Directions
In the entries that follow, how many lines contain the word "nrefund"? Answer with the number only.

BEGIN Material shown

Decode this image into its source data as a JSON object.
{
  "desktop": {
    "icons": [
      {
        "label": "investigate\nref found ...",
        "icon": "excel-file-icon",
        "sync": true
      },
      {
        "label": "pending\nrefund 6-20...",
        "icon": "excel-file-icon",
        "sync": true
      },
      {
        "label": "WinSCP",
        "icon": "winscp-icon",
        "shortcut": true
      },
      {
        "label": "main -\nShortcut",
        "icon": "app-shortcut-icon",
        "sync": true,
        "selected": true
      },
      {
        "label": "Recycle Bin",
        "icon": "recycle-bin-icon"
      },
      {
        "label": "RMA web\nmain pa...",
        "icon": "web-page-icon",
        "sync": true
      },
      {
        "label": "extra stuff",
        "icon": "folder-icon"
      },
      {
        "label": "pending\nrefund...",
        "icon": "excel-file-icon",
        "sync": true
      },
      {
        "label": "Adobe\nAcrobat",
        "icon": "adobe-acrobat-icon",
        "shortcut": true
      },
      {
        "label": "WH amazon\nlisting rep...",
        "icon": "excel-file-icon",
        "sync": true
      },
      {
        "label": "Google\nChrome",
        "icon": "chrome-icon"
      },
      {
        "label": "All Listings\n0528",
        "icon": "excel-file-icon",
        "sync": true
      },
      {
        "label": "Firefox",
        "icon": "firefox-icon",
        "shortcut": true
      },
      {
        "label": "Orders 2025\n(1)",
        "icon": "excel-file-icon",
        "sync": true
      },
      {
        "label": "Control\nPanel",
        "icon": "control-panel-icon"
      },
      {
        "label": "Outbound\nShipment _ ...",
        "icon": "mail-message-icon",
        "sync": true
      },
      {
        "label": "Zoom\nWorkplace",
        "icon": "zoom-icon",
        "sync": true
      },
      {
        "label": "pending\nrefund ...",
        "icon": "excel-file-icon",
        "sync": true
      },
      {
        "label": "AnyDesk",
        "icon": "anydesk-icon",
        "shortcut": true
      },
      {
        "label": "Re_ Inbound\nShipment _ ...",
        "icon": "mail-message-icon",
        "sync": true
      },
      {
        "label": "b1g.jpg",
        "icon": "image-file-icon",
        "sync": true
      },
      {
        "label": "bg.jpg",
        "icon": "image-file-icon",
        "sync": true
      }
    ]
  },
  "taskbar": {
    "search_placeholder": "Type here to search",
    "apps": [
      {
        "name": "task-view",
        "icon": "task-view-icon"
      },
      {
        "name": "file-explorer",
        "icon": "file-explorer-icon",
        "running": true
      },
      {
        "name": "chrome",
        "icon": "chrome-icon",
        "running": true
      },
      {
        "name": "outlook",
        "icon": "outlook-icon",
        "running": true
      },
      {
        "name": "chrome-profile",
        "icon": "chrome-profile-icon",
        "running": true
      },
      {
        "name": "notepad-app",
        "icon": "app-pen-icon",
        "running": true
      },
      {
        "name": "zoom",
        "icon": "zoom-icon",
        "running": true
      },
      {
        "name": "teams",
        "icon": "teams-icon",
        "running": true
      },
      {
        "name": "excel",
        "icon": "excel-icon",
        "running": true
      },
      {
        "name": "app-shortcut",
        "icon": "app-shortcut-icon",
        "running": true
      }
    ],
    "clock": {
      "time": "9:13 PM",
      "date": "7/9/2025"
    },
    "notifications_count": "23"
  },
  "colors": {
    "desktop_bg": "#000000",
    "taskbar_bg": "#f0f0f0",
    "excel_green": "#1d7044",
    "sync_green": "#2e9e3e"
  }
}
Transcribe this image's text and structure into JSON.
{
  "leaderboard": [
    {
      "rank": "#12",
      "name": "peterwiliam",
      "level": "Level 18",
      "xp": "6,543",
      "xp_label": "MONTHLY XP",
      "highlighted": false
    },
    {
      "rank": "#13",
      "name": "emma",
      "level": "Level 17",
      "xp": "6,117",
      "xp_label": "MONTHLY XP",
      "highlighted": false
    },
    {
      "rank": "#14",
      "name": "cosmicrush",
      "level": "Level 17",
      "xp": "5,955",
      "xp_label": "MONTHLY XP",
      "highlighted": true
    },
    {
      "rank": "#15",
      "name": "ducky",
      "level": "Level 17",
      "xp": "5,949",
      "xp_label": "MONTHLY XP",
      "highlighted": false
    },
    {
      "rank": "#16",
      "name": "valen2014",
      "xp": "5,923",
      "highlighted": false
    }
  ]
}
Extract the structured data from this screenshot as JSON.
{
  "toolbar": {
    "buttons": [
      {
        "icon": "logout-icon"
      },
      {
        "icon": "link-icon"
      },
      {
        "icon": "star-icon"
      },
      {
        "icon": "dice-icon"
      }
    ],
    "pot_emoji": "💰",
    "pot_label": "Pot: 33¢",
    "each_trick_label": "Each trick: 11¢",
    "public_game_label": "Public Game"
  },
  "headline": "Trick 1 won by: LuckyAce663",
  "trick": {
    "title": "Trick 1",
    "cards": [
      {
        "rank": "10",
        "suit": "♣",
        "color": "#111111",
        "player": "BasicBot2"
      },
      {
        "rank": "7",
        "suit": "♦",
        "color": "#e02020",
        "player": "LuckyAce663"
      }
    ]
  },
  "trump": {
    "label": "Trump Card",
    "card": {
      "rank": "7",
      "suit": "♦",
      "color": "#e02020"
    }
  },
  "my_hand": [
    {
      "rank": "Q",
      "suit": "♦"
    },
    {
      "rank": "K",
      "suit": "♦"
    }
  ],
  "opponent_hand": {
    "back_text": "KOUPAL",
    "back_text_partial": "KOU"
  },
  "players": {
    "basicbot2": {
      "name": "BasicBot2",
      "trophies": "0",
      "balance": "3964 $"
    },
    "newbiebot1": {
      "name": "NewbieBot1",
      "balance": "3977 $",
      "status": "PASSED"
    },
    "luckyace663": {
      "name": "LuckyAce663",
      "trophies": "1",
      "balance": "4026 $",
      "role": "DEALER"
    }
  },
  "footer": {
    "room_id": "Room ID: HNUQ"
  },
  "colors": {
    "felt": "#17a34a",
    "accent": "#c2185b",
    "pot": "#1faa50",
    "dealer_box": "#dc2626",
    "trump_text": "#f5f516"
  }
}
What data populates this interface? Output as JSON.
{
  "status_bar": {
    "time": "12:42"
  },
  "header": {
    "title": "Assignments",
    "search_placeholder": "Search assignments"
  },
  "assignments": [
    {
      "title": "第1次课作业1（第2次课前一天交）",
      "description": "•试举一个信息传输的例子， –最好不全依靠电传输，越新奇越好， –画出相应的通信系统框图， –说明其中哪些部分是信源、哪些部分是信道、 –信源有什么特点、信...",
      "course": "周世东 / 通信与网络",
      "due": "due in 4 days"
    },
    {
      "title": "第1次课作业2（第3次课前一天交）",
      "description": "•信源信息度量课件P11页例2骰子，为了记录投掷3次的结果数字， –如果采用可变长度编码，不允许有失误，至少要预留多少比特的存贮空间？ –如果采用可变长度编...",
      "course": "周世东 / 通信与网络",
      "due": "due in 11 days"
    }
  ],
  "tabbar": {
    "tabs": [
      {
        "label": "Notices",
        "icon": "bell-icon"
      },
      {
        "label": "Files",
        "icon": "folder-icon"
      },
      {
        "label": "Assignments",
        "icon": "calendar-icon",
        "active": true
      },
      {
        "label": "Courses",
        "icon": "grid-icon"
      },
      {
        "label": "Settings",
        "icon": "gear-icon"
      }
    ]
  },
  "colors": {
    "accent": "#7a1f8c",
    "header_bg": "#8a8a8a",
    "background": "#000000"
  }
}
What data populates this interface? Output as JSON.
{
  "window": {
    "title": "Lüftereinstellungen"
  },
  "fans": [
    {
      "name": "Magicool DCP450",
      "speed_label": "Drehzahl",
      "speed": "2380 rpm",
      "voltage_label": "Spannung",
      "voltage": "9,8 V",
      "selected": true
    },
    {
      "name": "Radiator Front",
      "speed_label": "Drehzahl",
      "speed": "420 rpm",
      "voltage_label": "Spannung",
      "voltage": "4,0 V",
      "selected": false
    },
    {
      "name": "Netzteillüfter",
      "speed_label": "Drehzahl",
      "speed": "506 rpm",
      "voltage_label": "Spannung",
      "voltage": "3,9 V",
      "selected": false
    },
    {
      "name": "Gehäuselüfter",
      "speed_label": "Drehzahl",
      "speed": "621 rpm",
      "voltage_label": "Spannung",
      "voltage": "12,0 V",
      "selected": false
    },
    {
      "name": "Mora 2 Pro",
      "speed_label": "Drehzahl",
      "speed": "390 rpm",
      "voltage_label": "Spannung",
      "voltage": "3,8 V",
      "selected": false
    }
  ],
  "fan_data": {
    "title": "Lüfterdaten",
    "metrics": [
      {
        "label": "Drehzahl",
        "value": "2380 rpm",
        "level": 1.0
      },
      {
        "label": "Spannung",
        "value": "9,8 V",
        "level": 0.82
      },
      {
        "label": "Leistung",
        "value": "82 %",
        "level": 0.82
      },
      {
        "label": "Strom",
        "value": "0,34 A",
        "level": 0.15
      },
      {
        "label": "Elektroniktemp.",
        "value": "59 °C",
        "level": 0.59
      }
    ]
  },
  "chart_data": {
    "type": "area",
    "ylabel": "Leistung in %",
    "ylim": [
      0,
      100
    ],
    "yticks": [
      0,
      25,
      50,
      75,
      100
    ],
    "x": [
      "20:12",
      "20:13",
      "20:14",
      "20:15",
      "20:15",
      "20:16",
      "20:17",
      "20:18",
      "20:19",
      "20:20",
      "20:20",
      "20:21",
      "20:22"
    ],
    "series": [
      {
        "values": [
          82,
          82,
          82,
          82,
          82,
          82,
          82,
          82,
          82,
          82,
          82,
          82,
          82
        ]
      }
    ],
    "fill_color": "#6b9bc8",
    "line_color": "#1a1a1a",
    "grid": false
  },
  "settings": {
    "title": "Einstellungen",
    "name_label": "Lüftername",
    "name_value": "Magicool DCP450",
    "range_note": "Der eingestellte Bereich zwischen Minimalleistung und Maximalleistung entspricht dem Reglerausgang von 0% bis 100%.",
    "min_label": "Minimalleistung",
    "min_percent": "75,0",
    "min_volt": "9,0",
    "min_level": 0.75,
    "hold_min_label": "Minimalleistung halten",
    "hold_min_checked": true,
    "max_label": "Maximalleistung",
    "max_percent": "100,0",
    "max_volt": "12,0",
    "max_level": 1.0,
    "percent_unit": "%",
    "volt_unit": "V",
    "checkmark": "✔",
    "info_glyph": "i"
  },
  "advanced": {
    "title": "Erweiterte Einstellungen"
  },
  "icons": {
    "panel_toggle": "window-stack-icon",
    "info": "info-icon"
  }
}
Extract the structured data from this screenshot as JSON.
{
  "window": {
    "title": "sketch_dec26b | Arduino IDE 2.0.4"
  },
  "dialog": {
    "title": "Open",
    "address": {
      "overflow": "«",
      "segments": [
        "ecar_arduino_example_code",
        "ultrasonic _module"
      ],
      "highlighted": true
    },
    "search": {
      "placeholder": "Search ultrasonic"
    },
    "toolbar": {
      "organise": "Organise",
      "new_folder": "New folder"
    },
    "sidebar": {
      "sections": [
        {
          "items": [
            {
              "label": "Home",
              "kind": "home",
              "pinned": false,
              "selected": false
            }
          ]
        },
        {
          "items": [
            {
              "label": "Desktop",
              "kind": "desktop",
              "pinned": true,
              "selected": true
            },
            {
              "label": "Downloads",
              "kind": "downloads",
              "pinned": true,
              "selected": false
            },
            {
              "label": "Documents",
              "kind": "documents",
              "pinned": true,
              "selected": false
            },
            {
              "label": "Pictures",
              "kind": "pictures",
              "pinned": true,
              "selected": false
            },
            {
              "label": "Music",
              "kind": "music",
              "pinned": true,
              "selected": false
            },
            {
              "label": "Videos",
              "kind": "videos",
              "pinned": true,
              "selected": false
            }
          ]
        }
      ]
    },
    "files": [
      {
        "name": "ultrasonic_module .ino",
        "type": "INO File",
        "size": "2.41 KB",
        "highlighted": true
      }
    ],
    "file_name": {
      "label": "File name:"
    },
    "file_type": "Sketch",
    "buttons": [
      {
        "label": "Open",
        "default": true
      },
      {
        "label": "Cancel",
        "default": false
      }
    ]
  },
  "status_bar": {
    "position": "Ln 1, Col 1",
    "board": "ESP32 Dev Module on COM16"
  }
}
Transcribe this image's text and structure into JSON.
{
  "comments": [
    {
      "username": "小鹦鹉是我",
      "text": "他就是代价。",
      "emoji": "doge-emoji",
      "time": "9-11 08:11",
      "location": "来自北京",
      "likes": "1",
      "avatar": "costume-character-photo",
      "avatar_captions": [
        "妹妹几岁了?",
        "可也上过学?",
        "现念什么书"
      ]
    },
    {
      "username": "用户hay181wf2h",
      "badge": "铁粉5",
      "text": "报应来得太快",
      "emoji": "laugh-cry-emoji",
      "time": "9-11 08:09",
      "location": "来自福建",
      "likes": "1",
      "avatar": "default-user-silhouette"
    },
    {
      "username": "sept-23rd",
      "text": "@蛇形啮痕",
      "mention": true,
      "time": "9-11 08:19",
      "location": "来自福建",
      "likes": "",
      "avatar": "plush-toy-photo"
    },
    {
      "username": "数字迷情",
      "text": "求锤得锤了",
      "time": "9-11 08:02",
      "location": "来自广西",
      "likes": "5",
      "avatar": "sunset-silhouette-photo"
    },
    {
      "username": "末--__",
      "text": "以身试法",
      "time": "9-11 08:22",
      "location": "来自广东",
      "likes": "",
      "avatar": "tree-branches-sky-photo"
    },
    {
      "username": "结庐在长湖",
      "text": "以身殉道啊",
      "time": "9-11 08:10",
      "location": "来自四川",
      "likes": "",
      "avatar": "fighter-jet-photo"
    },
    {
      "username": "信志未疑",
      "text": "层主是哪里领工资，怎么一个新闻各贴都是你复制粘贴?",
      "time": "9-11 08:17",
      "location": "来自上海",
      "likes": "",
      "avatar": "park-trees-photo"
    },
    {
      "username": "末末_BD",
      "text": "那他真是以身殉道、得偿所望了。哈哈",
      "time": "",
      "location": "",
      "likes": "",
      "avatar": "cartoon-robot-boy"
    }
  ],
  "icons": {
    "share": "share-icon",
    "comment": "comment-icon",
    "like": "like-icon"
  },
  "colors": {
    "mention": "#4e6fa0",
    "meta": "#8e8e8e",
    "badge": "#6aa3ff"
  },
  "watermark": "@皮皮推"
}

END Material shown

Written response
3